== RECORDS TO USE ==

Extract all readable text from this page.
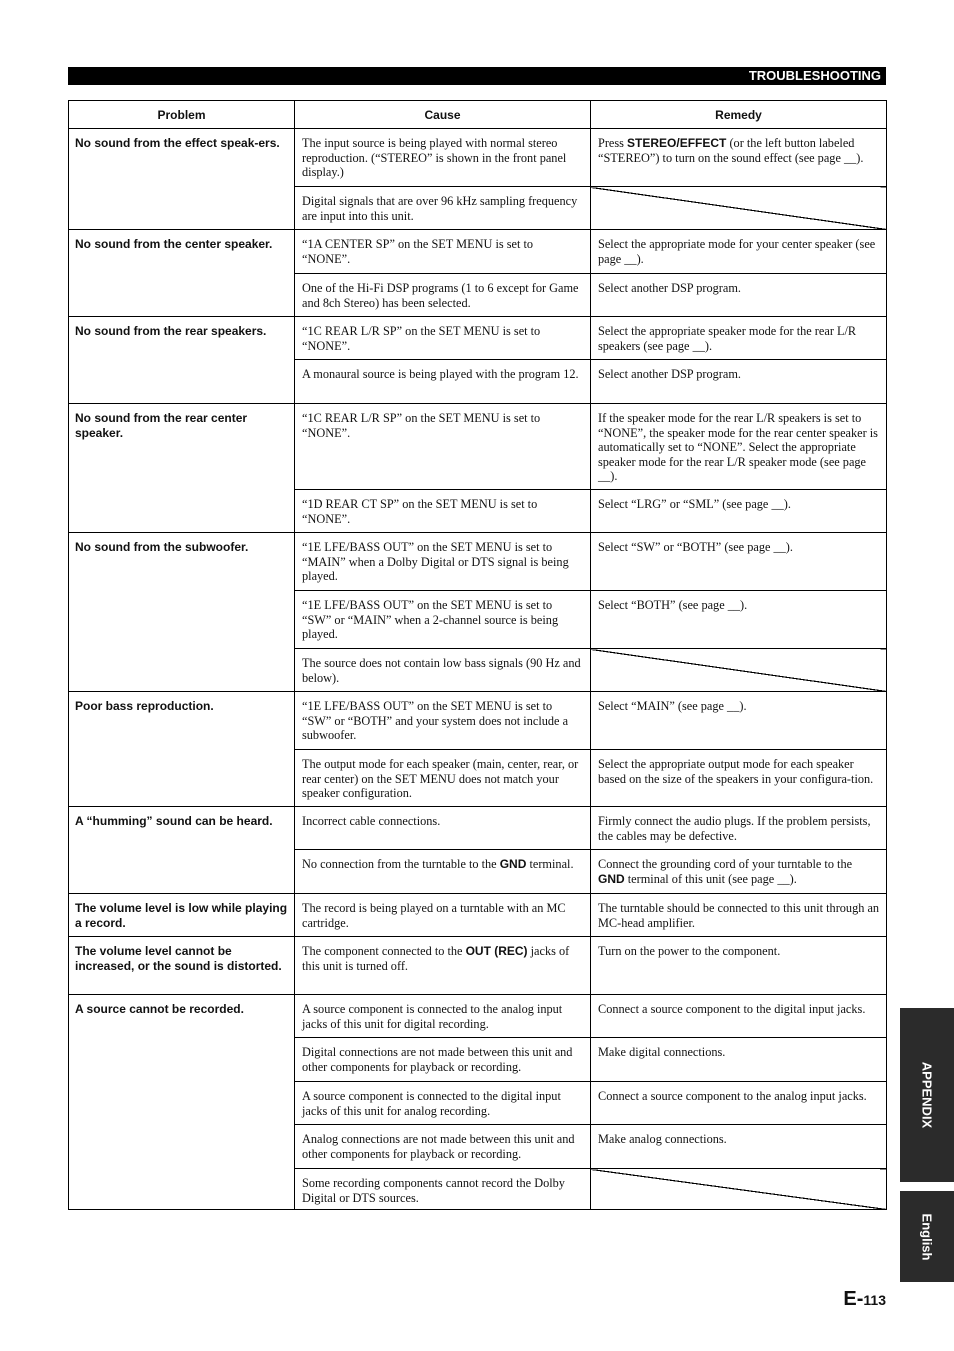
TROUBLESHOOTING
Problem	Cause	Remedy
No sound from the effect speak-ers.	The input source is being played with normal stereo reproduction. (“STEREO” is shown in the front panel display.)	Press STEREO/EFFECT (or the left button labeled “STEREO”) to turn on the sound effect (see page __).
	Digital signals that are over 96 kHz sampling frequency are input into this unit.	
No sound from the center speaker.	“1A CENTER SP” on the SET MENU is set to “NONE”.	Select the appropriate mode for your center speaker (see page __).
	One of the Hi-Fi DSP programs (1 to 6 except for Game and 8ch Stereo) has been selected.	Select another DSP program.
No sound from the rear speakers.	“1C REAR L/R SP” on the SET MENU is set to “NONE”.	Select the appropriate speaker mode for the rear L/R speakers (see page __).
	A monaural source is being played with the program 12.	Select another DSP program.
No sound from the rear center speaker.	“1C REAR L/R SP” on the SET MENU is set to “NONE”.	If the speaker mode for the rear L/R speakers is set to “NONE”, the speaker mode for the rear center speaker is automatically set to “NONE”. Select the appropriate speaker mode for the rear L/R speaker mode (see page __).
	“1D REAR CT SP” on the SET MENU is set to “NONE”.	Select “LRG” or “SML” (see page __).
No sound from the subwoofer.	“1E LFE/BASS OUT” on the SET MENU is set to “MAIN” when a Dolby Digital or DTS signal is being played.	Select “SW” or “BOTH” (see page __).
	“1E LFE/BASS OUT” on the SET MENU is set to “SW” or “MAIN” when a 2-channel source is being played.	Select “BOTH” (see page __).
	The source does not contain low bass signals (90 Hz and below).	
Poor bass reproduction.	“1E LFE/BASS OUT” on the SET MENU is set to “SW” or “BOTH” and your system does not include a subwoofer.	Select “MAIN” (see page __).
	The output mode for each speaker (main, center, rear, or rear center) on the SET MENU does not match your speaker configuration.	Select the appropriate output mode for each speaker based on the size of the speakers in your configura-tion.
A “humming” sound can be heard.	Incorrect cable connections.	Firmly connect the audio plugs. If the problem persists, the cables may be defective.
	No connection from the turntable to the GND terminal.	Connect the grounding cord of your turntable to the GND terminal of this unit (see page __).
The volume level is low while playing a record.	The record is being played on a turntable with an MC cartridge.	The turntable should be connected to this unit through an MC-head amplifier.
The volume level cannot be increased, or the sound is distorted.	The component connected to the OUT (REC) jacks of this unit is turned off.	Turn on the power to the component.
A source cannot be recorded.	A source component is connected to the analog input jacks of this unit for digital recording.	Connect a source component to the digital input jacks.
	Digital connections are not made between this unit and other components for playback or recording.	Make digital connections.
	A source component is connected to the digital input jacks of this unit for analog recording.	Connect a source component to the analog input jacks.
	Analog connections are not made between this unit and other components for playback or recording.	Make analog connections.
	Some recording components cannot record the Dolby Digital or DTS sources.	
APPENDIX
English
E-113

===

Quote the data exactly, leaving every image out of the copy.

* RESPONSE
Extract all readable text from this page.
TROUBLESHOOTING
Problem	Cause	Remedy
No sound from the effect speak-ers.	The input source is being played with normal stereo reproduction. (“STEREO” is shown in the front panel display.)	Press STEREO/EFFECT (or the left button labeled “STEREO”) to turn on the sound effect (see page __).
	Digital signals that are over 96 kHz sampling frequency are input into this unit.	
No sound from the center speaker.	“1A CENTER SP” on the SET MENU is set to “NONE”.	Select the appropriate mode for your center speaker (see page __).
	One of the Hi-Fi DSP programs (1 to 6 except for Game and 8ch Stereo) has been selected.	Select another DSP program.
No sound from the rear speakers.	“1C REAR L/R SP” on the SET MENU is set to “NONE”.	Select the appropriate speaker mode for the rear L/R speakers (see page __).
	A monaural source is being played with the program 12.	Select another DSP program.
No sound from the rear center speaker.	“1C REAR L/R SP” on the SET MENU is set to “NONE”.	If the speaker mode for the rear L/R speakers is set to “NONE”, the speaker mode for the rear center speaker is automatically set to “NONE”. Select the appropriate speaker mode for the rear L/R speaker mode (see page __).
	“1D REAR CT SP” on the SET MENU is set to “NONE”.	Select “LRG” or “SML” (see page __).
No sound from the subwoofer.	“1E LFE/BASS OUT” on the SET MENU is set to “MAIN” when a Dolby Digital or DTS signal is being played.	Select “SW” or “BOTH” (see page __).
	“1E LFE/BASS OUT” on the SET MENU is set to “SW” or “MAIN” when a 2-channel source is being played.	Select “BOTH” (see page __).
	The source does not contain low bass signals (90 Hz and below).	
Poor bass reproduction.	“1E LFE/BASS OUT” on the SET MENU is set to “SW” or “BOTH” and your system does not include a subwoofer.	Select “MAIN” (see page __).
	The output mode for each speaker (main, center, rear, or rear center) on the SET MENU does not match your speaker configuration.	Select the appropriate output mode for each speaker based on the size of the speakers in your configura-tion.
A “humming” sound can be heard.	Incorrect cable connections.	Firmly connect the audio plugs. If the problem persists, the cables may be defective.
	No connection from the turntable to the GND terminal.	Connect the grounding cord of your turntable to the GND terminal of this unit (see page __).
The volume level is low while playing a record.	The record is being played on a turntable with an MC cartridge.	The turntable should be connected to this unit through an MC-head amplifier.
The volume level cannot be increased, or the sound is distorted.	The component connected to the OUT (REC) jacks of this unit is turned off.	Turn on the power to the component.
A source cannot be recorded.	A source component is connected to the analog input jacks of this unit for digital recording.	Connect a source component to the digital input jacks.
	Digital connections are not made between this unit and other components for playback or recording.	Make digital connections.
	A source component is connected to the digital input jacks of this unit for analog recording.	Connect a source component to the analog input jacks.
	Analog connections are not made between this unit and other components for playback or recording.	Make analog connections.
	Some recording components cannot record the Dolby Digital or DTS sources.	
APPENDIX
English
E-113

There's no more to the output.